**Problem to solve**
Pull out every line below that contains the word "AngularJS".
───── Data provided ─────
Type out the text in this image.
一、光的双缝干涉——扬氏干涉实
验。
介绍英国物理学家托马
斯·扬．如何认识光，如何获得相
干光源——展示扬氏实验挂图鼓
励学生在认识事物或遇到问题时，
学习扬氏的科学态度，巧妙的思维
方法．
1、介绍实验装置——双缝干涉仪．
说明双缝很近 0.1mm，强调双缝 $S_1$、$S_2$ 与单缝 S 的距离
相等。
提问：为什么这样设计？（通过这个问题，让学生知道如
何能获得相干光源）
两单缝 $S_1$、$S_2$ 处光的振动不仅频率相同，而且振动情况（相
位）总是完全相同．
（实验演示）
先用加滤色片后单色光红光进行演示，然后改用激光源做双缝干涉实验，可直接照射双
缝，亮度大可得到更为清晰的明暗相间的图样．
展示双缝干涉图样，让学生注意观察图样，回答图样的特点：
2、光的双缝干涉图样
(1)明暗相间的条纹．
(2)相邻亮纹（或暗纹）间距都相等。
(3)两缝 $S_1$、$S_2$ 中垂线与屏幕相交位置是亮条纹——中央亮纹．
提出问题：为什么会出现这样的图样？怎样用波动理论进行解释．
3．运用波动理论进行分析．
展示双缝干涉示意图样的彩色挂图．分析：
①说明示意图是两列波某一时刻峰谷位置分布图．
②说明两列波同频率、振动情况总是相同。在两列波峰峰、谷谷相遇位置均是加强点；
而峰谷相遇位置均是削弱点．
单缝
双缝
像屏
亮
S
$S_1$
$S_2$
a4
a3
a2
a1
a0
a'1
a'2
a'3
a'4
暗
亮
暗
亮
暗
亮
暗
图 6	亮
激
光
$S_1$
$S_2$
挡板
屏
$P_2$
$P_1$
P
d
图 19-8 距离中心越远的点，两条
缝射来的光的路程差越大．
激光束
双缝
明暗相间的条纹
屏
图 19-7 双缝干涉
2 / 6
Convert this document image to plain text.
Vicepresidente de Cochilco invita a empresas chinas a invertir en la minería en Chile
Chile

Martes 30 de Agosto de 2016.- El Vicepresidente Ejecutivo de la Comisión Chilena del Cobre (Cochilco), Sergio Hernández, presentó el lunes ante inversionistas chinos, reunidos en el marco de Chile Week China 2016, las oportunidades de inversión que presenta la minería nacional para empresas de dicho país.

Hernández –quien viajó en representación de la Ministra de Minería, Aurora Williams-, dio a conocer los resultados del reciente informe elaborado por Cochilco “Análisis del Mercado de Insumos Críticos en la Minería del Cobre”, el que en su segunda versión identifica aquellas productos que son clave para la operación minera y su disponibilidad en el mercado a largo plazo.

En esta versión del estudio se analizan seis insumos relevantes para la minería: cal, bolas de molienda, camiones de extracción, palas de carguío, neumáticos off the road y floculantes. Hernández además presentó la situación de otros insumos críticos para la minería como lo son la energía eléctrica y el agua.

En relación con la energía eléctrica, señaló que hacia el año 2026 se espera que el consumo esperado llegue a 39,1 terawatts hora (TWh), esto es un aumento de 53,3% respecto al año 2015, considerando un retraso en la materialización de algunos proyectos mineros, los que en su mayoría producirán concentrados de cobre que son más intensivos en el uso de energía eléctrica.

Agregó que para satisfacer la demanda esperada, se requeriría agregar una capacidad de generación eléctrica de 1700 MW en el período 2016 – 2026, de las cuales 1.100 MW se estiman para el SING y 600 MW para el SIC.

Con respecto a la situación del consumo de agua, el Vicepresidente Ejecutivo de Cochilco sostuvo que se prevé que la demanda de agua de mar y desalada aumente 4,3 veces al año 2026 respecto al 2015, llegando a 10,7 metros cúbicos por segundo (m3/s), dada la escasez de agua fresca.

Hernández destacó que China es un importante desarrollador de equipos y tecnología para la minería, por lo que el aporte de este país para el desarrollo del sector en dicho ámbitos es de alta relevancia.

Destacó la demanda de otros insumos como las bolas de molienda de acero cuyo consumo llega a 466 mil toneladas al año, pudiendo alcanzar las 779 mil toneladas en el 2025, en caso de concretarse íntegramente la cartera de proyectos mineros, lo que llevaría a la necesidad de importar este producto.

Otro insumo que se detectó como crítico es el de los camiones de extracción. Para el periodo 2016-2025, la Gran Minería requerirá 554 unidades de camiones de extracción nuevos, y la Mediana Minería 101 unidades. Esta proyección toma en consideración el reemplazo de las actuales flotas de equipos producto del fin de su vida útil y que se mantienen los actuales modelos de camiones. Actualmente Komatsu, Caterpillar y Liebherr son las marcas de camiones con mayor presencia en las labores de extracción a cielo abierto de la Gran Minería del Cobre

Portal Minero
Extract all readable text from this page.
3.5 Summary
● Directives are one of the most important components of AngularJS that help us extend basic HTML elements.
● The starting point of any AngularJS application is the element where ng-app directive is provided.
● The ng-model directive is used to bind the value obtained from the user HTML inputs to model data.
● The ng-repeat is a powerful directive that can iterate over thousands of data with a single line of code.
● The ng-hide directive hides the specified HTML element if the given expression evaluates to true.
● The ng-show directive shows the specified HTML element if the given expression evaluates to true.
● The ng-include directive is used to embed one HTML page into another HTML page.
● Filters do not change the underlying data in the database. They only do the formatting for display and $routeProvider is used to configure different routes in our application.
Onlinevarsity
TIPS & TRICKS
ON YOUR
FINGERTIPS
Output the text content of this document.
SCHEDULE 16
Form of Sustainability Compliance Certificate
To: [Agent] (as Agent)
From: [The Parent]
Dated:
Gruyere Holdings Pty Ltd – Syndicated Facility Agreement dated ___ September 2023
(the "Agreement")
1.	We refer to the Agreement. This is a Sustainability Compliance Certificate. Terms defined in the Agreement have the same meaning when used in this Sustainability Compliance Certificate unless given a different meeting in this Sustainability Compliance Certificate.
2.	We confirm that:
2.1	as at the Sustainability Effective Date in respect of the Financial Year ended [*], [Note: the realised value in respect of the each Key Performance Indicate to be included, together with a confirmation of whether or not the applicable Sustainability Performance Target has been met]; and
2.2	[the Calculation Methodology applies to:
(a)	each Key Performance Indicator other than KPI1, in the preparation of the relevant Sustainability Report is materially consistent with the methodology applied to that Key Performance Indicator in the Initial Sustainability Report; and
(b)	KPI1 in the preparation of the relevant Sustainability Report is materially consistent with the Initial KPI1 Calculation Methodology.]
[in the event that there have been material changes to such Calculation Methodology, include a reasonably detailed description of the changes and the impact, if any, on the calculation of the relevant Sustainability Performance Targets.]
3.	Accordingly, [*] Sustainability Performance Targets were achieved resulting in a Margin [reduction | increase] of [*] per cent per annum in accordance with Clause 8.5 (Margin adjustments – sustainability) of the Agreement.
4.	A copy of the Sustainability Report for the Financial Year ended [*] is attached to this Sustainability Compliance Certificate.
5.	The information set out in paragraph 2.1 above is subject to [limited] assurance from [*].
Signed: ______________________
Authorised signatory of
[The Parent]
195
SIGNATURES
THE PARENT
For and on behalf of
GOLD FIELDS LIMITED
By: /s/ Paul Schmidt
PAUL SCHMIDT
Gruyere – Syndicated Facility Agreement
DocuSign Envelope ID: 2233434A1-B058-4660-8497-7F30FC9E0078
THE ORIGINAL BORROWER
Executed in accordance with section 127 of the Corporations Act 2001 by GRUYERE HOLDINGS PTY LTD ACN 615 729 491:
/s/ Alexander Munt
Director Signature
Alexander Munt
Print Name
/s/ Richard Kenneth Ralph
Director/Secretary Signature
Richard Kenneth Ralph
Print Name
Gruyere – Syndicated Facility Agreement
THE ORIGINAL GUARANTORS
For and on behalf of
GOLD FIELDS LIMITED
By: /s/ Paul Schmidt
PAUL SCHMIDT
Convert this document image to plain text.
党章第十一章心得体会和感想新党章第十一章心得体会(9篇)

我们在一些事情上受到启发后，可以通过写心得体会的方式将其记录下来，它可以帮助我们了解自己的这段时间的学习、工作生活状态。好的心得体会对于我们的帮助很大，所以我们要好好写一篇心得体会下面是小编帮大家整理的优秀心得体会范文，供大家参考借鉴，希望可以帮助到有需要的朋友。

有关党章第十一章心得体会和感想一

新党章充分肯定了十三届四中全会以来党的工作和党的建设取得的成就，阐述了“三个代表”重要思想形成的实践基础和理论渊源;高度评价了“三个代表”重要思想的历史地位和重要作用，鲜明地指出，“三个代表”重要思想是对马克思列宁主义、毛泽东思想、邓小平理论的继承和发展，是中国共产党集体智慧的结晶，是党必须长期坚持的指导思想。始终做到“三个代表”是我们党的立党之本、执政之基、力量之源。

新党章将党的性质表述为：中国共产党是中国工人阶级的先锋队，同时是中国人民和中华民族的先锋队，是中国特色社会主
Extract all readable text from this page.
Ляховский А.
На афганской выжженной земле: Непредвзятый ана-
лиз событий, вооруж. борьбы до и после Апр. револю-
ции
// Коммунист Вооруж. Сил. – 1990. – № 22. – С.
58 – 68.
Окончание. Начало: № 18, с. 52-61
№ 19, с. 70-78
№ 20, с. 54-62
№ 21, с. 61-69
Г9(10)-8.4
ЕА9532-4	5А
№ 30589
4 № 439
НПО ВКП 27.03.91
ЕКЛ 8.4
─────
**Written solution**
● Directives are one of the most important components of AngularJS that help us extend basic HTML elements.
● The starting point of any AngularJS application is the element where ng-app directive is provided.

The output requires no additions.